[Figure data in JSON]

§

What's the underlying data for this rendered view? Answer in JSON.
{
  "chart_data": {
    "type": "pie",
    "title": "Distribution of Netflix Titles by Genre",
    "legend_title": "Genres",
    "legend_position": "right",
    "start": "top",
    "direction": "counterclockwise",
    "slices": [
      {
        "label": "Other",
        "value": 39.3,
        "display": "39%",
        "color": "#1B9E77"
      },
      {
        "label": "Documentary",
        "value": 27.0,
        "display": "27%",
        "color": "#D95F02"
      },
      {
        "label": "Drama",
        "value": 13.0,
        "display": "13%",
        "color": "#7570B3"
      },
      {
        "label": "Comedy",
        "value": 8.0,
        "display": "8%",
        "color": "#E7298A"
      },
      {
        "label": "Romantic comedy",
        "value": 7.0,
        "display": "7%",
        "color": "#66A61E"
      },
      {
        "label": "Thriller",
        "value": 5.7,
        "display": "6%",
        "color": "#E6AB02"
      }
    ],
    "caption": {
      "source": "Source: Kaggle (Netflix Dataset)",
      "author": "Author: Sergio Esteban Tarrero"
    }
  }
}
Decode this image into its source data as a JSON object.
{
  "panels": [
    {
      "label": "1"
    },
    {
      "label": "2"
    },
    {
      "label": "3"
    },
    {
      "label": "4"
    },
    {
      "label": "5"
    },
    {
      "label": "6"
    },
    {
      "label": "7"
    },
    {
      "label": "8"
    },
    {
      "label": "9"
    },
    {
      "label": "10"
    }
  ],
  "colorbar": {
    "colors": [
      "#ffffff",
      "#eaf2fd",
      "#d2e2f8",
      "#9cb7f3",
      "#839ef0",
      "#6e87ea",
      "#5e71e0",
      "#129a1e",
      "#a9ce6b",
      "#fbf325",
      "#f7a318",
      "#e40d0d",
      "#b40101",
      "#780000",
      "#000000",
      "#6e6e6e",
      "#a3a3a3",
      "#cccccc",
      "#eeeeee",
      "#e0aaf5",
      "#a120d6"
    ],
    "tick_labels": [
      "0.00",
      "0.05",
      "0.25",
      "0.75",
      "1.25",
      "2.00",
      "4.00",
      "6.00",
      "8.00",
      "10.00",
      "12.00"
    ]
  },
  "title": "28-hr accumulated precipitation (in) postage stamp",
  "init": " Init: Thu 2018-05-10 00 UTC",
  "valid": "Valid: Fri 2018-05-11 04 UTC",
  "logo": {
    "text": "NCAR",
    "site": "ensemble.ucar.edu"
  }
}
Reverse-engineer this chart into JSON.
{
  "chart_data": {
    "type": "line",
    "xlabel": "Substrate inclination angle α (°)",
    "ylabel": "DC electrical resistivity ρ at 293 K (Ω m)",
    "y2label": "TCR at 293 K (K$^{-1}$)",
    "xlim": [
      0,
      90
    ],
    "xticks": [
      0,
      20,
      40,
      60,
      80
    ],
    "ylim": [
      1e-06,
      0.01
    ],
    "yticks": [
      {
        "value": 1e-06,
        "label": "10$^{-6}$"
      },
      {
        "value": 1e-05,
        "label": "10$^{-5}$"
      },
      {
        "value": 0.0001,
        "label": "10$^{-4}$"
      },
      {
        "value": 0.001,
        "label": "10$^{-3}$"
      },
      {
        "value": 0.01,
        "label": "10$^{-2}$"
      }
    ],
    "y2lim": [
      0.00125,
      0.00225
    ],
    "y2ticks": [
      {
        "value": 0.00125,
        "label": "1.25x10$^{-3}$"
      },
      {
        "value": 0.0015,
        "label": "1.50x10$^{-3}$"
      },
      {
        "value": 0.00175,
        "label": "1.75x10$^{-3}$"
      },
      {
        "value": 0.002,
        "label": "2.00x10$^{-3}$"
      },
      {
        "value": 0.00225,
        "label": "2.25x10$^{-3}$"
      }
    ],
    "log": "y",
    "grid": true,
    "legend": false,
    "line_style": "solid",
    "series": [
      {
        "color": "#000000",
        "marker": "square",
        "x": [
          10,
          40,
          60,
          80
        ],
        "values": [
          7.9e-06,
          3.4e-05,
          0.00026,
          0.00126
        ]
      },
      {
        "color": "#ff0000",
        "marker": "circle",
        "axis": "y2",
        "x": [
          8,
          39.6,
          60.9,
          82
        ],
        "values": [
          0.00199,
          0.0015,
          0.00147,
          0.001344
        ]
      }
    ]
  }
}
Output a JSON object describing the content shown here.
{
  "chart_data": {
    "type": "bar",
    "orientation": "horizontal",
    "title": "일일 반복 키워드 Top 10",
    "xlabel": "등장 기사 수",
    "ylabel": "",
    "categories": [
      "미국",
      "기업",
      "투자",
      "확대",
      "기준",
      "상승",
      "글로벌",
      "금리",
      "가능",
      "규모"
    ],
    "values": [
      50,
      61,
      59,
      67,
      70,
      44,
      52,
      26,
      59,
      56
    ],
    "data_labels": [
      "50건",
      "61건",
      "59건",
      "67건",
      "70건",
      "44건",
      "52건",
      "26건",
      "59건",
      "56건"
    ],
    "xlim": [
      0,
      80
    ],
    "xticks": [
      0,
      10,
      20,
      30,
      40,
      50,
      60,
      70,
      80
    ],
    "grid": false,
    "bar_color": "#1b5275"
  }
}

§

▶ What is being asked:
Print the records above in full, exactly.

▶ Solution:
What's the underlying data for this rendered view? Answer in JSON.
{
  "chart_data": {
    "type": "pie",
    "title": "Distribution of Netflix Titles by Genre",
    "legend_title": "Genres",
    "legend_position": "right",
    "start": "top",
    "direction": "counterclockwise",
    "slices": [
      {
        "label": "Other",
        "value": 39.3,
        "display": "39%",
        "color": "#1B9E77"
      },
      {
        "label": "Documentary",
        "value": 27.0,
        "display": "27%",
        "color": "#D95F02"
      },
      {
        "label": "Drama",
        "value": 13.0,
        "display": "13%",
        "color": "#7570B3"
      },
      {
        "label": "Comedy",
        "value": 8.0,
        "display": "8%",
        "color": "#E7298A"
      },
      {
        "label": "Romantic comedy",
        "value": 7.0,
        "display": "7%",
        "color": "#66A61E"
      },
      {
        "label": "Thriller",
        "value": 5.7,
        "display": "6%",
        "color": "#E6AB02"
      }
    ],
    "caption": {
      "source": "Source: Kaggle (Netflix Dataset)",
      "author": "Author: Sergio Esteban Tarrero"
    }
  }
}
Decode this image into its source data as a JSON object.
{
  "panels": [
    {
      "label": "1"
    },
    {
      "label": "2"
    },
    {
      "label": "3"
    },
    {
      "label": "4"
    },
    {
      "label": "5"
    },
    {
      "label": "6"
    },
    {
      "label": "7"
    },
    {
      "label": "8"
    },
    {
      "label": "9"
    },
    {
      "label": "10"
    }
  ],
  "colorbar": {
    "colors": [
      "#ffffff",
      "#eaf2fd",
      "#d2e2f8",
      "#9cb7f3",
      "#839ef0",
      "#6e87ea",
      "#5e71e0",
      "#129a1e",
      "#a9ce6b",
      "#fbf325",
      "#f7a318",
      "#e40d0d",
      "#b40101",
      "#780000",
      "#000000",
      "#6e6e6e",
      "#a3a3a3",
      "#cccccc",
      "#eeeeee",
      "#e0aaf5",
      "#a120d6"
    ],
    "tick_labels": [
      "0.00",
      "0.05",
      "0.25",
      "0.75",
      "1.25",
      "2.00",
      "4.00",
      "6.00",
      "8.00",
      "10.00",
      "12.00"
    ]
  },
  "title": "28-hr accumulated precipitation (in) postage stamp",
  "init": " Init: Thu 2018-05-10 00 UTC",
  "valid": "Valid: Fri 2018-05-11 04 UTC",
  "logo": {
    "text": "NCAR",
    "site": "ensemble.ucar.edu"
  }
}
Reverse-engineer this chart into JSON.
{
  "chart_data": {
    "type": "line",
    "xlabel": "Substrate inclination angle α (°)",
    "ylabel": "DC electrical resistivity ρ at 293 K (Ω m)",
    "y2label": "TCR at 293 K (K$^{-1}$)",
    "xlim": [
      0,
      90
    ],
    "xticks": [
      0,
      20,
      40,
      60,
      80
    ],
    "ylim": [
      1e-06,
      0.01
    ],
    "yticks": [
      {
        "value": 1e-06,
        "label": "10$^{-6}$"
      },
      {
        "value": 1e-05,
        "label": "10$^{-5}$"
      },
      {
        "value": 0.0001,
        "label": "10$^{-4}$"
      },
      {
        "value": 0.001,
        "label": "10$^{-3}$"
      },
      {
        "value": 0.01,
        "label": "10$^{-2}$"
      }
    ],
    "y2lim": [
      0.00125,
      0.00225
    ],
    "y2ticks": [
      {
        "value": 0.00125,
        "label": "1.25x10$^{-3}$"
      },
      {
        "value": 0.0015,
        "label": "1.50x10$^{-3}$"
      },
      {
        "value": 0.00175,
        "label": "1.75x10$^{-3}$"
      },
      {
        "value": 0.002,
        "label": "2.00x10$^{-3}$"
      },
      {
        "value": 0.00225,
        "label": "2.25x10$^{-3}$"
      }
    ],
    "log": "y",
    "grid": true,
    "legend": false,
    "line_style": "solid",
    "series": [
      {
        "color": "#000000",
        "marker": "square",
        "x": [
          10,
          40,
          60,
          80
        ],
        "values": [
          7.9e-06,
          3.4e-05,
          0.00026,
          0.00126
        ]
      },
      {
        "color": "#ff0000",
        "marker": "circle",
        "axis": "y2",
        "x": [
          8,
          39.6,
          60.9,
          82
        ],
        "values": [
          0.00199,
          0.0015,
          0.00147,
          0.001344
        ]
      }
    ]
  }
}
Output a JSON object describing the content shown here.
{
  "chart_data": {
    "type": "bar",
    "orientation": "horizontal",
    "title": "일일 반복 키워드 Top 10",
    "xlabel": "등장 기사 수",
    "ylabel": "",
    "categories": [
      "미국",
      "기업",
      "투자",
      "확대",
      "기준",
      "상승",
      "글로벌",
      "금리",
      "가능",
      "규모"
    ],
    "values": [
      50,
      61,
      59,
      67,
      70,
      44,
      52,
      26,
      59,
      56
    ],
    "data_labels": [
      "50건",
      "61건",
      "59건",
      "67건",
      "70건",
      "44건",
      "52건",
      "26건",
      "59건",
      "56건"
    ],
    "xlim": [
      0,
      80
    ],
    "xticks": [
      0,
      10,
      20,
      30,
      40,
      50,
      60,
      70,
      80
    ],
    "grid": false,
    "bar_color": "#1b5275"
  }
}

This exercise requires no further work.